#### [WHAT IS NEEDED]
Pictures stay out; everything else in the records below is copied exactly.

#### [SUPPLIED DATA]
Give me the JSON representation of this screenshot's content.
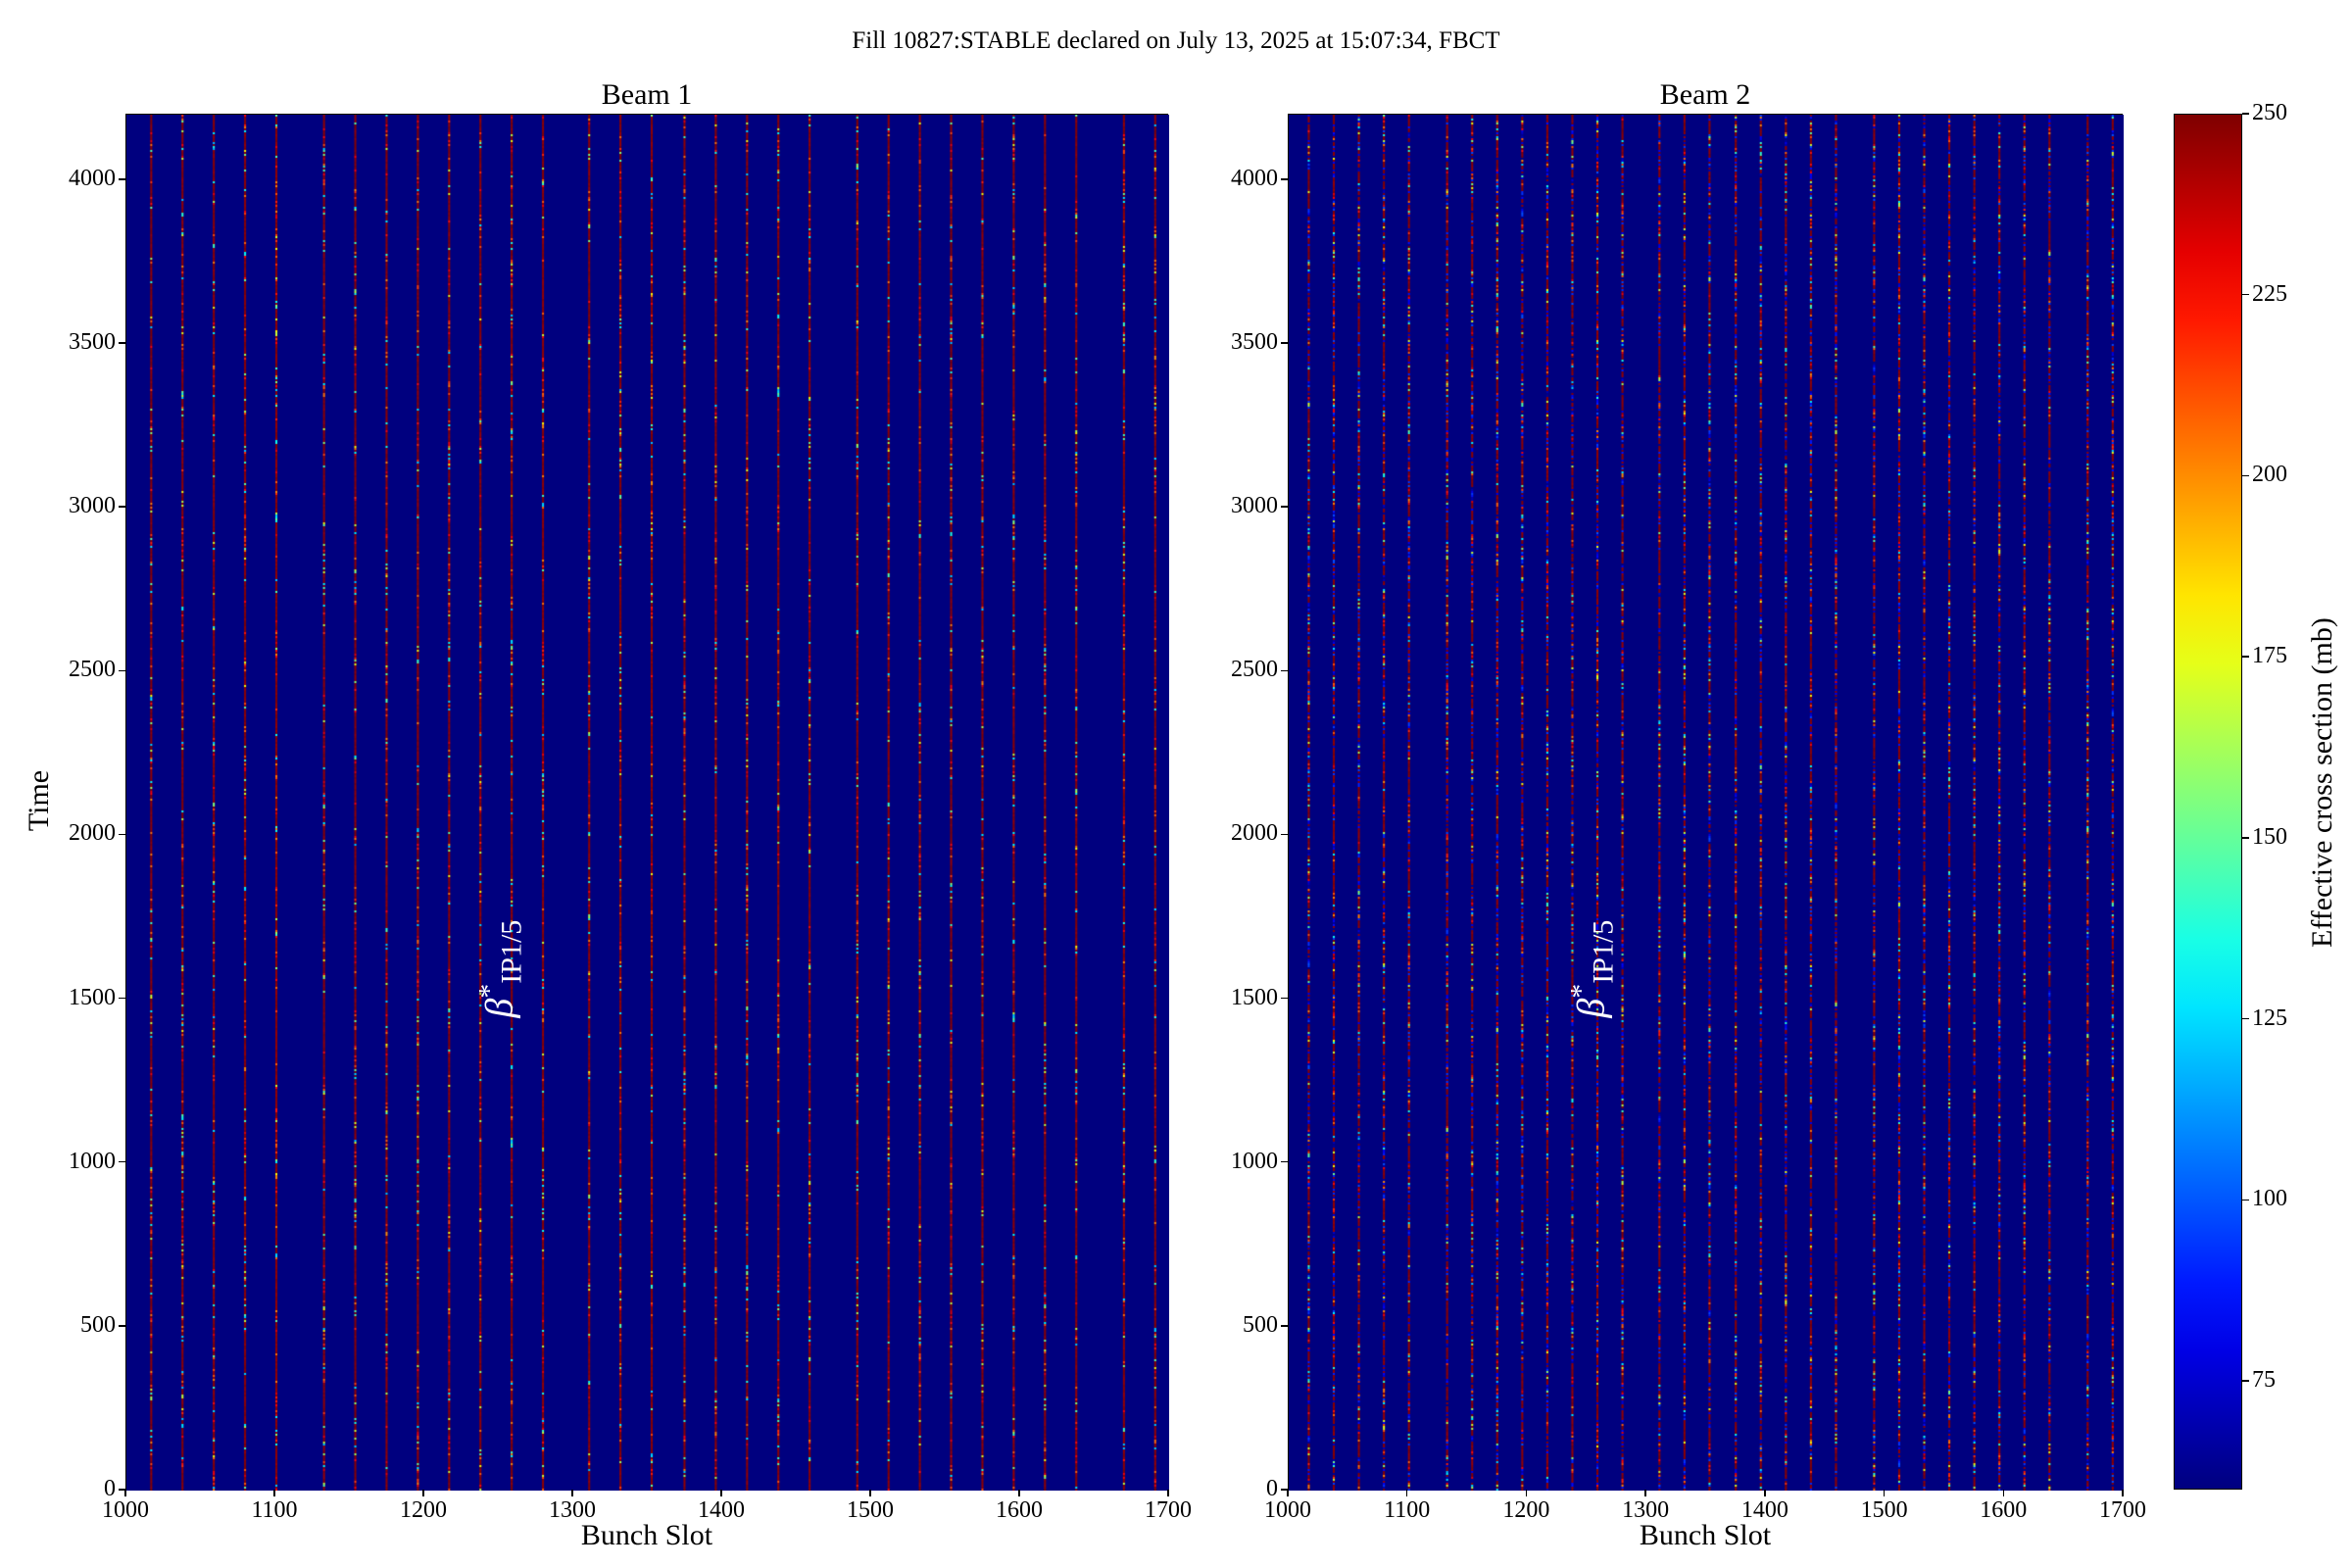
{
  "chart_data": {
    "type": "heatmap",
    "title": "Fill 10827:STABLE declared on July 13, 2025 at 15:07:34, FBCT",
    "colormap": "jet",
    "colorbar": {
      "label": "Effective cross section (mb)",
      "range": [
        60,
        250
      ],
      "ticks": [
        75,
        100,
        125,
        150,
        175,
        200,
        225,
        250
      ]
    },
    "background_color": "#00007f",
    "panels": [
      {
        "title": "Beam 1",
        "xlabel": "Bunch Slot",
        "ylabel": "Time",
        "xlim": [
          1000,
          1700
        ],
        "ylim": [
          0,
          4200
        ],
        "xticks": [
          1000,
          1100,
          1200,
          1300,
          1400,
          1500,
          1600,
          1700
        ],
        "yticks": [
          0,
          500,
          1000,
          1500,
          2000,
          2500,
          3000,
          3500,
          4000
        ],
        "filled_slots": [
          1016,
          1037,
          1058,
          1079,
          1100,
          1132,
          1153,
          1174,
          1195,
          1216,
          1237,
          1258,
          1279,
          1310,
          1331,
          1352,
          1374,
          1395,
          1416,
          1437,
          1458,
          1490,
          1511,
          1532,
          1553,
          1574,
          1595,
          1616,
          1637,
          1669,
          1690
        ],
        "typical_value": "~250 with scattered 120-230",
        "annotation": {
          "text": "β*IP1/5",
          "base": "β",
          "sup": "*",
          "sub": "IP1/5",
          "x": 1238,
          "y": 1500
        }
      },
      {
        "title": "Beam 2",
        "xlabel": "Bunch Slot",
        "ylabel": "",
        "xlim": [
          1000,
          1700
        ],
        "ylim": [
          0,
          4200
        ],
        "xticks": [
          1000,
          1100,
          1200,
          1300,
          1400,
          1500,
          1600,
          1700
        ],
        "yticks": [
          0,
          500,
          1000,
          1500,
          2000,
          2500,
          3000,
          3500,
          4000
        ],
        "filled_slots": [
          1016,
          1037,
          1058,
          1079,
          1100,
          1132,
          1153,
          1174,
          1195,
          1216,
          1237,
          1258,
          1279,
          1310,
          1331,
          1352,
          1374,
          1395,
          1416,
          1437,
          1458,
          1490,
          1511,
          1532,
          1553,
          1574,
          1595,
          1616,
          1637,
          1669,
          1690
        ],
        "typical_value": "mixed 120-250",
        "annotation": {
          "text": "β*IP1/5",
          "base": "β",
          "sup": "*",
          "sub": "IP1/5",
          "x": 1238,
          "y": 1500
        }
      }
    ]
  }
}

#### [OUTPUT OF THE TASK]
Give me the JSON representation of this screenshot's content.
{
  "chart_data": {
    "type": "heatmap",
    "title": "Fill 10827:STABLE declared on July 13, 2025 at 15:07:34, FBCT",
    "colormap": "jet",
    "colorbar": {
      "label": "Effective cross section (mb)",
      "range": [
        60,
        250
      ],
      "ticks": [
        75,
        100,
        125,
        150,
        175,
        200,
        225,
        250
      ]
    },
    "background_color": "#00007f",
    "panels": [
      {
        "title": "Beam 1",
        "xlabel": "Bunch Slot",
        "ylabel": "Time",
        "xlim": [
          1000,
          1700
        ],
        "ylim": [
          0,
          4200
        ],
        "xticks": [
          1000,
          1100,
          1200,
          1300,
          1400,
          1500,
          1600,
          1700
        ],
        "yticks": [
          0,
          500,
          1000,
          1500,
          2000,
          2500,
          3000,
          3500,
          4000
        ],
        "filled_slots": [
          1016,
          1037,
          1058,
          1079,
          1100,
          1132,
          1153,
          1174,
          1195,
          1216,
          1237,
          1258,
          1279,
          1310,
          1331,
          1352,
          1374,
          1395,
          1416,
          1437,
          1458,
          1490,
          1511,
          1532,
          1553,
          1574,
          1595,
          1616,
          1637,
          1669,
          1690
        ],
        "typical_value": "~250 with scattered 120-230",
        "annotation": {
          "text": "β*IP1/5",
          "base": "β",
          "sup": "*",
          "sub": "IP1/5",
          "x": 1238,
          "y": 1500
        }
      },
      {
        "title": "Beam 2",
        "xlabel": "Bunch Slot",
        "ylabel": "",
        "xlim": [
          1000,
          1700
        ],
        "ylim": [
          0,
          4200
        ],
        "xticks": [
          1000,
          1100,
          1200,
          1300,
          1400,
          1500,
          1600,
          1700
        ],
        "yticks": [
          0,
          500,
          1000,
          1500,
          2000,
          2500,
          3000,
          3500,
          4000
        ],
        "filled_slots": [
          1016,
          1037,
          1058,
          1079,
          1100,
          1132,
          1153,
          1174,
          1195,
          1216,
          1237,
          1258,
          1279,
          1310,
          1331,
          1352,
          1374,
          1395,
          1416,
          1437,
          1458,
          1490,
          1511,
          1532,
          1553,
          1574,
          1595,
          1616,
          1637,
          1669,
          1690
        ],
        "typical_value": "mixed 120-250",
        "annotation": {
          "text": "β*IP1/5",
          "base": "β",
          "sup": "*",
          "sub": "IP1/5",
          "x": 1238,
          "y": 1500
        }
      }
    ]
  }
}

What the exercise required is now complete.